- _DIRECTIONS FOR THIS TASK_
Word for word, reproduce every line of the data.

Top of DATA TO USE

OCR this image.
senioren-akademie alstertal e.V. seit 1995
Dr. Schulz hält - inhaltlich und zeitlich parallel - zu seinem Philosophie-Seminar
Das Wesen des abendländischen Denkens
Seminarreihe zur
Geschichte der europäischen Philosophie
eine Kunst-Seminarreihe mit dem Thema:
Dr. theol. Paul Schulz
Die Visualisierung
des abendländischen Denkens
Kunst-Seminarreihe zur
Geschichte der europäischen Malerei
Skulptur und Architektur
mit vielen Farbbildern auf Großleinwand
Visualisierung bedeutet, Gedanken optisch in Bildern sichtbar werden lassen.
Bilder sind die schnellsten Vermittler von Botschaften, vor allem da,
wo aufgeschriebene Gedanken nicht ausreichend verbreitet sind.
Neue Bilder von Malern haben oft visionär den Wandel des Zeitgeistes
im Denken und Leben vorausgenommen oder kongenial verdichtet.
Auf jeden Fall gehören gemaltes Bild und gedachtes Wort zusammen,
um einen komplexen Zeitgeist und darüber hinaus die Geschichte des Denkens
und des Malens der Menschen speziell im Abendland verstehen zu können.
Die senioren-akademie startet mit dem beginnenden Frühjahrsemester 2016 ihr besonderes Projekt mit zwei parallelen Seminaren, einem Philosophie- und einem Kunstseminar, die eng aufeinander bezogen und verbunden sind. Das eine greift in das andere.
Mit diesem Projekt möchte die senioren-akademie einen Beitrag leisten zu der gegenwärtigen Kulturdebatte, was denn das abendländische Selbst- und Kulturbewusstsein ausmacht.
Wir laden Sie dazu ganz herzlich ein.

Bottom of DATA TO USE

- _REPLY_
OCR this image.
senioren-akademie alstertal e.V. seit 1995
Dr. Schulz hält - inhaltlich und zeitlich parallel - zu seinem Philosophie-Seminar
Das Wesen des abendländischen Denkens
Seminarreihe zur
Geschichte der europäischen Philosophie
eine Kunst-Seminarreihe mit dem Thema:
Dr. theol. Paul Schulz
Die Visualisierung
des abendländischen Denkens
Kunst-Seminarreihe zur
Geschichte der europäischen Malerei
Skulptur und Architektur
mit vielen Farbbildern auf Großleinwand
Visualisierung bedeutet, Gedanken optisch in Bildern sichtbar werden lassen.
Bilder sind die schnellsten Vermittler von Botschaften, vor allem da,
wo aufgeschriebene Gedanken nicht ausreichend verbreitet sind.
Neue Bilder von Malern haben oft visionär den Wandel des Zeitgeistes
im Denken und Leben vorausgenommen oder kongenial verdichtet.
Auf jeden Fall gehören gemaltes Bild und gedachtes Wort zusammen,
um einen komplexen Zeitgeist und darüber hinaus die Geschichte des Denkens
und des Malens der Menschen speziell im Abendland verstehen zu können.
Die senioren-akademie startet mit dem beginnenden Frühjahrsemester 2016 ihr besonderes Projekt mit zwei parallelen Seminaren, einem Philosophie- und einem Kunstseminar, die eng aufeinander bezogen und verbunden sind. Das eine greift in das andere.
Mit diesem Projekt möchte die senioren-akademie einen Beitrag leisten zu der gegenwärtigen Kulturdebatte, was denn das abendländische Selbst- und Kulturbewusstsein ausmacht.
Wir laden Sie dazu ganz herzlich ein.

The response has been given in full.